33.º Encontro de Filosofia Filosofia e Direitos Humanos | 9 de março de 2019
Síntese do 33.º Encontro
O que se entende por “Direitos Humanos”? Em situação de guerra e com as diferentes políticas de refugiados, qual o lugar para os direitos humanos? Qual a relação entre Direitos humanos, educação e igualdade de género? Porque é a privacidade um direito? Com a era digital ampliou-se a democratização do conhecimento? Há liberdade de expressão no mundo digital? O mundo digital aumentou o exercício de cidadania?
Foi em torno destas questões que se realizou o 33.º Encontro de Filosofia, promovido pela Associação de Professores de Filosofia, e subordinado ao tema “Filosofia e Direitos Humanos”, no dia 9 de março, no Auditório do Museu Nacional de Conímbriga.
Na conferência de abertura, João Cardoso Rosas, da Universidade do Minho, estruturou a sua comunicação em quatro tópicos: 1. O que se entende por “direitos humanos” hoje? 2. Direitos humanos e direitos naturais do Homem. 3. Direitos humanos e pluralismo cultural e doutrinal. 4. Os direitos humanos são uma realidade histórica, mas terão um fundamento filosófico?
Atualmente, afirma, os direitos humanos são considerados proteções legais universais, não discriminatórias, juridicamente estabelecidas e com um conjunto de obrigações positivas e negativas – o que fazer e o que não fazer. Existem várias raízes filosóficas dos direitos humanos (DH), que podemos encontrar particularmente em John Locke: vida, liberdade e propriedade, o núcleo dos direitos naturais. Contudo, tais direitos naturais não devem ser entendidos com os direitos humanos. Uma das principais questões acerca dos DH é a do seu caráter universal. Em 1947, a Associação Americana de Antropologia emitiu uma declaração contestando a universalidade dos direitos humanos, defendendo um relativismo cultural radical que considera que cada sociedade tem a sua cultura e, consequentemente, tem os seus próprios valores. Posteriormente, em 1999, a mesma associação matizou esta declaração reconhecendo a importância dos direitos humanos.

-----

▶ O que fazer:
a: Segundo a síntese do 33.º Encontro de Filosofia, em que local se realizou o encontro?
b: Prossiga a síntese do 33.º Encontro de Filosofia a partir da última frase apresentada.
As entradas provêm de outra fonte.

[Registos de anotação de coordenadas]
-----

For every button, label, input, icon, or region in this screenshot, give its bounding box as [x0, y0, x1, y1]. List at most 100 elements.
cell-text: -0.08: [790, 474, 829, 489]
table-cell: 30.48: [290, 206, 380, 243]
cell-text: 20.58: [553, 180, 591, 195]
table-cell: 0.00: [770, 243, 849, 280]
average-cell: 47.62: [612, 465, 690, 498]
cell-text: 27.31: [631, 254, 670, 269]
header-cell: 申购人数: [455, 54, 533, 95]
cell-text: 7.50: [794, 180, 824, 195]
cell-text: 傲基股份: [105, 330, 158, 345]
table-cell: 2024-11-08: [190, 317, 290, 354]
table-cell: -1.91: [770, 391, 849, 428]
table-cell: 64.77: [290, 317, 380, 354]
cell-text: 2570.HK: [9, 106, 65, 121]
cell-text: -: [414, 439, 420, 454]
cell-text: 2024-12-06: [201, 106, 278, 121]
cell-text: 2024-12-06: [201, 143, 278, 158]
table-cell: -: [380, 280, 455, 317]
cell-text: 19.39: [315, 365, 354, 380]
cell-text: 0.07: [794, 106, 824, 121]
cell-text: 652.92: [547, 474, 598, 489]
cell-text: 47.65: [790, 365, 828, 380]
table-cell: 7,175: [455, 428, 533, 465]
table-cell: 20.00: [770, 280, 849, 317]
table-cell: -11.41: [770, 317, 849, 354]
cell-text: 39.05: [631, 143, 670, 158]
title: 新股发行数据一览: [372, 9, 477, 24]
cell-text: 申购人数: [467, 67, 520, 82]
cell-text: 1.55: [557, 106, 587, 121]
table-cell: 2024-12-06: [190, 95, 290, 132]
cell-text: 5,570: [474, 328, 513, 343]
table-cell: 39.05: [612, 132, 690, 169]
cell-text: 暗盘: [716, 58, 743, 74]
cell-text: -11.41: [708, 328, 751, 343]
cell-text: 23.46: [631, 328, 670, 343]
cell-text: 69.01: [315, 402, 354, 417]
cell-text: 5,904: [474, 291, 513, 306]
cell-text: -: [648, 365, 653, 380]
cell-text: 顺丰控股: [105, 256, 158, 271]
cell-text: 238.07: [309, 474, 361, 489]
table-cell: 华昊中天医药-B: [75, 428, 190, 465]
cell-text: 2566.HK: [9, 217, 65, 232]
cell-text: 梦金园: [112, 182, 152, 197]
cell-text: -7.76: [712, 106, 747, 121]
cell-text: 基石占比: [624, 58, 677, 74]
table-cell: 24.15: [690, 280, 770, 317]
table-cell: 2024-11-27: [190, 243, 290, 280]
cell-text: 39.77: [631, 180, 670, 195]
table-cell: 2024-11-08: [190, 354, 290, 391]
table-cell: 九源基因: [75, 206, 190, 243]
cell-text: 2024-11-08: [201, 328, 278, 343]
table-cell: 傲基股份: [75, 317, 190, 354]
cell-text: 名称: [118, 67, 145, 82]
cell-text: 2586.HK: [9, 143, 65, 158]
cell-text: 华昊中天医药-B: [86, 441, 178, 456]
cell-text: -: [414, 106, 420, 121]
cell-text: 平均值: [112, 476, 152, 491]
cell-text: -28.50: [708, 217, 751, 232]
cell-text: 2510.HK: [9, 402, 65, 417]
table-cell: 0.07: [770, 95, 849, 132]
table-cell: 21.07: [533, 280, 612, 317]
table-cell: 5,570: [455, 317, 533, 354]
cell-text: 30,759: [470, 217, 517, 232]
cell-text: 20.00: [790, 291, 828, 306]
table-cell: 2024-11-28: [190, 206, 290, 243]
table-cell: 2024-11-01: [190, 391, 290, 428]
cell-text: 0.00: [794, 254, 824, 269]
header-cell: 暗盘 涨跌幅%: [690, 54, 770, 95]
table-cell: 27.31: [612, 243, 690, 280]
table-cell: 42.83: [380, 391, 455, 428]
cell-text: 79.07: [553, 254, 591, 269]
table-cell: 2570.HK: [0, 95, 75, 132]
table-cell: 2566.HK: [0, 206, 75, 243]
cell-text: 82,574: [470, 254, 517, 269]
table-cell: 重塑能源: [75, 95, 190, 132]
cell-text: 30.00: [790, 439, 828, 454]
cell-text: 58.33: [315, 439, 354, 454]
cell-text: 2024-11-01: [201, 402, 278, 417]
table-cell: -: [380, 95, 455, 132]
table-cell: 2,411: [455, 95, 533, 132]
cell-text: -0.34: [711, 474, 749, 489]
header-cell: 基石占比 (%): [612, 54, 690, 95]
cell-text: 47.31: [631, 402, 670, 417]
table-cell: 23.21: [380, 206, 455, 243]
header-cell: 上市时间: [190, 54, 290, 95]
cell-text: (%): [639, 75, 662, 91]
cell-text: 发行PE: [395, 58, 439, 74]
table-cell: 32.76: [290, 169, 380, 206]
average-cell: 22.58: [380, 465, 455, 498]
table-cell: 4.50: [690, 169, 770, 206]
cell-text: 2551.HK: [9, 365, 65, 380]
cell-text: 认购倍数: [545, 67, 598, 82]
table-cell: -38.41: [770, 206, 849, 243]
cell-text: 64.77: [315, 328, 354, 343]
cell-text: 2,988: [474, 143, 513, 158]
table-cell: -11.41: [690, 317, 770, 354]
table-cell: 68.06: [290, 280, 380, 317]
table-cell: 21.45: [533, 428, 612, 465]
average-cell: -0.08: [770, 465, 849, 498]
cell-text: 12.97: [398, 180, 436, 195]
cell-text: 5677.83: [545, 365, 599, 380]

-----

▶ Respostas:
a: No Auditório do Museu Nacional de Conímbriga.

b:
Maria Fernanda Henriques, provocatoriamente, enunciou que “os direitos são humanos, as mulheres é que não”, procurando demonstrar como as mulheres têm sido consistentemente arredadas dos DH, sendo os seus “pontos cegos”. Existe, afirmou, uma grande assimetria entre os direitos humanos e a sua efetiva aplicação às mulheres, o que talvez justifique algum tipo de discriminação positiva. Existe uma conceção antropológica assimétrica que atravessa as nossas sociedades e de que são expressões fenómenos como a objetificação da mulher.
Olga Pombo salientou que o Estado-Nação, nos últimos séculos, conseguiu “domesticar o Homem”, transformando-o num cidadão que vai votar de 4 em 4 anos. Contudo, nas nossas sociedades temos humanos que estão reduzidos precisamente à condição de humano, não tendo acesso à condição de cidadão: os imigrantes, os refugiados, etc. Ora, os DH foram pensados para o cidadão, e não para estes indivíduos, como os apátridas, que são enfiados em campos, sendo-lhes vedado o acesso a direitos de cidadania. E por isso, afirma, é importante entender esta distinção entre direitos humanos e direitos de cidadania. A Escola, hoje, orienta-se para a produção de cidadãos (“Educação para a Cidadania”) e não para a formação de Seres Humanos. Será que aceitamos passivamente que o imigrante, por não pagar impostos, não tem direito a lavar-se, a ter uma casa de banho, a ter acesso a comida e Educação? Daqui resulta a xenofobia e o racismo, pelo que deveríamos proceder ao reconhecimento universal dos DH, independentemente dos direitos de cidadania.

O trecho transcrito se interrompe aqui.